** What you will do **
The records that follow should be retyped word for word.

** Dataset entries **
━━━━━━━━

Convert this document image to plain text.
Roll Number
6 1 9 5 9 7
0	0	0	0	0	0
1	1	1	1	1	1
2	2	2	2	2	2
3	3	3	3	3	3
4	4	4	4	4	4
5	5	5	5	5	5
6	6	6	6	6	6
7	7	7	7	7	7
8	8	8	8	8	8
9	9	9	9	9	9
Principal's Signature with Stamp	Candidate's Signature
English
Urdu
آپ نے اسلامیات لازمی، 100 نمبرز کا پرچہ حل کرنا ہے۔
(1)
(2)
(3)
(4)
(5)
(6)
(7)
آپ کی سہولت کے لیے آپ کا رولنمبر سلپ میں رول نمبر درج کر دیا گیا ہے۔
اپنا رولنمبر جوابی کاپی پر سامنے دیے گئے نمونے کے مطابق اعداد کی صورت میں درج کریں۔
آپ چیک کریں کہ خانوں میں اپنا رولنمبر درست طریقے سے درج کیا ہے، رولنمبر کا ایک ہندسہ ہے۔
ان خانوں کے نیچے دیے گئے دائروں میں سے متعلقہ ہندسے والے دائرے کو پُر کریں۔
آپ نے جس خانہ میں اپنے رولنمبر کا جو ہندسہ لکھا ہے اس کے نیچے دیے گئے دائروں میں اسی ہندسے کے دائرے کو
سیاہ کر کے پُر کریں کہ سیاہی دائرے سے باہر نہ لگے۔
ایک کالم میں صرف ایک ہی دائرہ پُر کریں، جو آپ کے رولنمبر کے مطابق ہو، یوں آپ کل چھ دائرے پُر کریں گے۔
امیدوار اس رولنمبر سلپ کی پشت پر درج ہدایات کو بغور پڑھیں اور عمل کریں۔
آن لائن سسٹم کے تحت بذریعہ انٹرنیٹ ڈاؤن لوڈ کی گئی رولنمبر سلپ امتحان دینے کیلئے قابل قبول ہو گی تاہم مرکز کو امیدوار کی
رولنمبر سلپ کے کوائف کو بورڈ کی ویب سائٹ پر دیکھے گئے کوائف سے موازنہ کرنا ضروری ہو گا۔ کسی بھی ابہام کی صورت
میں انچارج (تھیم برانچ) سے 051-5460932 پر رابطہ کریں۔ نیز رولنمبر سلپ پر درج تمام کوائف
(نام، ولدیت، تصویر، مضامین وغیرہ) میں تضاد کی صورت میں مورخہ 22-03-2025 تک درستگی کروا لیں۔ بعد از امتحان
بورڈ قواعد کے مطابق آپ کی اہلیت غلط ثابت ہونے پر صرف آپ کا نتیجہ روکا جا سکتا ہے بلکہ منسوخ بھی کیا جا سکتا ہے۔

━━━━━━━━

** Exercise output **
Convert this document image to plain text.
Roll Number
6 1 9 5 9 7
0	0	0	0	0	0
1	1	1	1	1	1
2	2	2	2	2	2
3	3	3	3	3	3
4	4	4	4	4	4
5	5	5	5	5	5
6	6	6	6	6	6
7	7	7	7	7	7
8	8	8	8	8	8
9	9	9	9	9	9
Principal's Signature with Stamp	Candidate's Signature
English
Urdu
آپ نے اسلامیات لازمی، 100 نمبرز کا پرچہ حل کرنا ہے۔
(1)
(2)
(3)
(4)
(5)
(6)
(7)
آپ کی سہولت کے لیے آپ کا رولنمبر سلپ میں رول نمبر درج کر دیا گیا ہے۔
اپنا رولنمبر جوابی کاپی پر سامنے دیے گئے نمونے کے مطابق اعداد کی صورت میں درج کریں۔
آپ چیک کریں کہ خانوں میں اپنا رولنمبر درست طریقے سے درج کیا ہے، رولنمبر کا ایک ہندسہ ہے۔
ان خانوں کے نیچے دیے گئے دائروں میں سے متعلقہ ہندسے والے دائرے کو پُر کریں۔
آپ نے جس خانہ میں اپنے رولنمبر کا جو ہندسہ لکھا ہے اس کے نیچے دیے گئے دائروں میں اسی ہندسے کے دائرے کو
سیاہ کر کے پُر کریں کہ سیاہی دائرے سے باہر نہ لگے۔
ایک کالم میں صرف ایک ہی دائرہ پُر کریں، جو آپ کے رولنمبر کے مطابق ہو، یوں آپ کل چھ دائرے پُر کریں گے۔
امیدوار اس رولنمبر سلپ کی پشت پر درج ہدایات کو بغور پڑھیں اور عمل کریں۔
آن لائن سسٹم کے تحت بذریعہ انٹرنیٹ ڈاؤن لوڈ کی گئی رولنمبر سلپ امتحان دینے کیلئے قابل قبول ہو گی تاہم مرکز کو امیدوار کی
رولنمبر سلپ کے کوائف کو بورڈ کی ویب سائٹ پر دیکھے گئے کوائف سے موازنہ کرنا ضروری ہو گا۔ کسی بھی ابہام کی صورت
میں انچارج (تھیم برانچ) سے 051-5460932 پر رابطہ کریں۔ نیز رولنمبر سلپ پر درج تمام کوائف
(نام، ولدیت، تصویر، مضامین وغیرہ) میں تضاد کی صورت میں مورخہ 22-03-2025 تک درستگی کروا لیں۔ بعد از امتحان
بورڈ قواعد کے مطابق آپ کی اہلیت غلط ثابت ہونے پر صرف آپ کا نتیجہ روکا جا سکتا ہے بلکہ منسوخ بھی کیا جا سکتا ہے۔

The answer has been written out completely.